## Problem to work on
Quote the listing below in its entirety, omitting every image.

(Data items)
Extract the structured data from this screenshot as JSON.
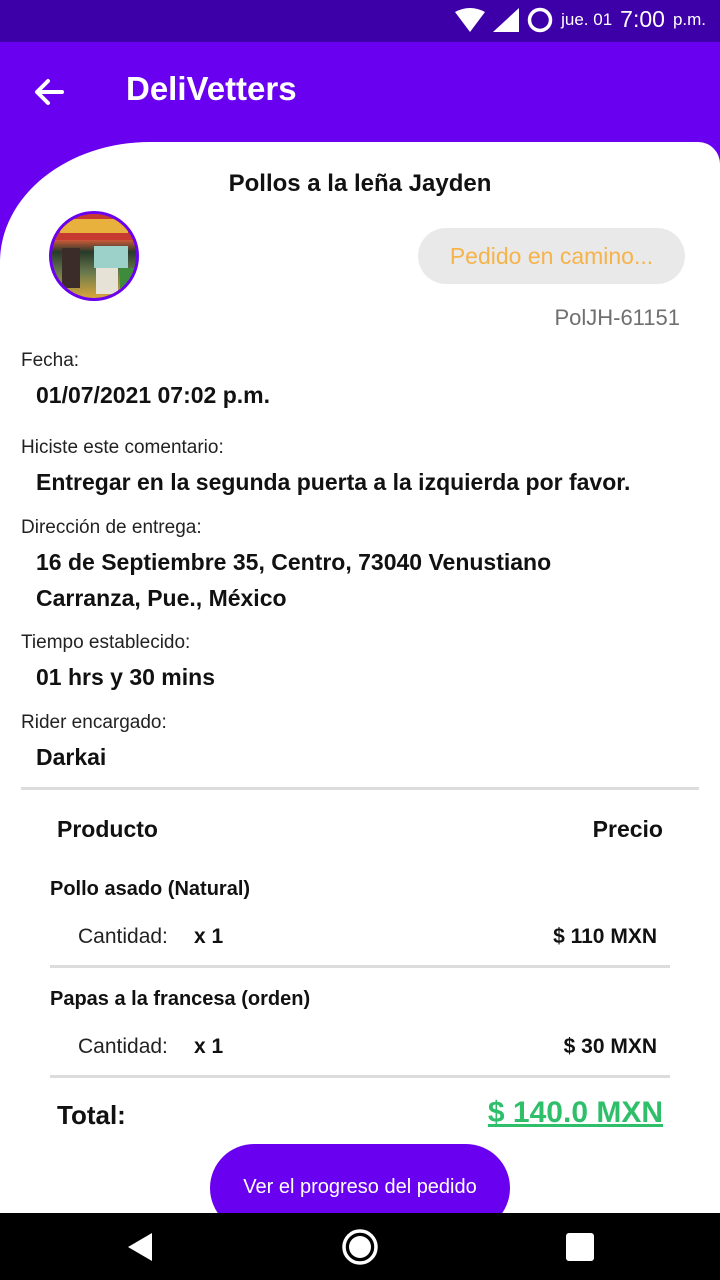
{
  "status_bar": {
    "date": "jue. 01",
    "time": "7:00",
    "time_suffix": "p.m."
  },
  "app_bar": {
    "title": "DeliVetters",
    "back_icon": "arrow-left-icon"
  },
  "order": {
    "store_name": "Pollos a la leña Jayden",
    "status": "Pedido en camino...",
    "code": "PolJH-61151",
    "fields": [
      {
        "label": "Fecha:",
        "value": "01/07/2021 07:02 p.m."
      },
      {
        "label": "Hiciste este comentario:",
        "value": "Entregar en la segunda puerta a la izquierda por favor."
      },
      {
        "label": "Dirección de entrega:",
        "value": "16 de Septiembre 35, Centro, 73040 Venustiano Carranza, Pue., México"
      },
      {
        "label": "Tiempo establecido:",
        "value": "01 hrs y 30 mins"
      },
      {
        "label": "Rider encargado:",
        "value": "Darkai"
      }
    ]
  },
  "table": {
    "header_product": "Producto",
    "header_price": "Precio",
    "items": [
      {
        "name": "Pollo asado (Natural)",
        "qty_label": "Cantidad:",
        "qty": "x 1",
        "price": "$ 110 MXN"
      },
      {
        "name": "Papas a la francesa (orden)",
        "qty_label": "Cantidad:",
        "qty": "x 1",
        "price": "$ 30 MXN"
      }
    ],
    "total_label": "Total:",
    "total_value": "$ 140.0 MXN"
  },
  "actions": {
    "progress_button": "Ver el progreso del pedido"
  },
  "colors": {
    "primary": "#6a00f0",
    "status_bar": "#3d00a8",
    "status_text": "#f5b34a",
    "total": "#2fbf6b"
  }
}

## Expected answer
Extract the structured data from this screenshot as JSON.
{
  "status_bar": {
    "date": "jue. 01",
    "time": "7:00",
    "time_suffix": "p.m."
  },
  "app_bar": {
    "title": "DeliVetters",
    "back_icon": "arrow-left-icon"
  },
  "order": {
    "store_name": "Pollos a la leña Jayden",
    "status": "Pedido en camino...",
    "code": "PolJH-61151",
    "fields": [
      {
        "label": "Fecha:",
        "value": "01/07/2021 07:02 p.m."
      },
      {
        "label": "Hiciste este comentario:",
        "value": "Entregar en la segunda puerta a la izquierda por favor."
      },
      {
        "label": "Dirección de entrega:",
        "value": "16 de Septiembre 35, Centro, 73040 Venustiano Carranza, Pue., México"
      },
      {
        "label": "Tiempo establecido:",
        "value": "01 hrs y 30 mins"
      },
      {
        "label": "Rider encargado:",
        "value": "Darkai"
      }
    ]
  },
  "table": {
    "header_product": "Producto",
    "header_price": "Precio",
    "items": [
      {
        "name": "Pollo asado (Natural)",
        "qty_label": "Cantidad:",
        "qty": "x 1",
        "price": "$ 110 MXN"
      },
      {
        "name": "Papas a la francesa (orden)",
        "qty_label": "Cantidad:",
        "qty": "x 1",
        "price": "$ 30 MXN"
      }
    ],
    "total_label": "Total:",
    "total_value": "$ 140.0 MXN"
  },
  "actions": {
    "progress_button": "Ver el progreso del pedido"
  },
  "colors": {
    "primary": "#6a00f0",
    "status_bar": "#3d00a8",
    "status_text": "#f5b34a",
    "total": "#2fbf6b"
  }
}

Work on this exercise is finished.